**Exercise description**
Repeat the records below exactly.

[Records from a data collection]
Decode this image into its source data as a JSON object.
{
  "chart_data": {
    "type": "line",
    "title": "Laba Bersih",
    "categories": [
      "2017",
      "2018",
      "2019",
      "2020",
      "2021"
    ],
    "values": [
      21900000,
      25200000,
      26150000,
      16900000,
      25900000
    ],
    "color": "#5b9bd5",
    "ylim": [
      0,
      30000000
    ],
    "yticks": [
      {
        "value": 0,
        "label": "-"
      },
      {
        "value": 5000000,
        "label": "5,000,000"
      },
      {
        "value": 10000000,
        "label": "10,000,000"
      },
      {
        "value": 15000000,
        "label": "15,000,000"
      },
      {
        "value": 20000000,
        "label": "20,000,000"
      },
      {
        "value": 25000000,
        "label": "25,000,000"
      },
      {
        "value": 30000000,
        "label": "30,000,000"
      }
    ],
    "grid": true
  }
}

**Answer for the task**
Decode this image into its source data as a JSON object.
{
  "chart_data": {
    "type": "line",
    "title": "Laba Bersih",
    "categories": [
      "2017",
      "2018",
      "2019",
      "2020",
      "2021"
    ],
    "values": [
      21900000,
      25200000,
      26150000,
      16900000,
      25900000
    ],
    "color": "#5b9bd5",
    "ylim": [
      0,
      30000000
    ],
    "yticks": [
      {
        "value": 0,
        "label": "-"
      },
      {
        "value": 5000000,
        "label": "5,000,000"
      },
      {
        "value": 10000000,
        "label": "10,000,000"
      },
      {
        "value": 15000000,
        "label": "15,000,000"
      },
      {
        "value": 20000000,
        "label": "20,000,000"
      },
      {
        "value": 25000000,
        "label": "25,000,000"
      },
      {
        "value": 30000000,
        "label": "30,000,000"
      }
    ],
    "grid": true
  }
}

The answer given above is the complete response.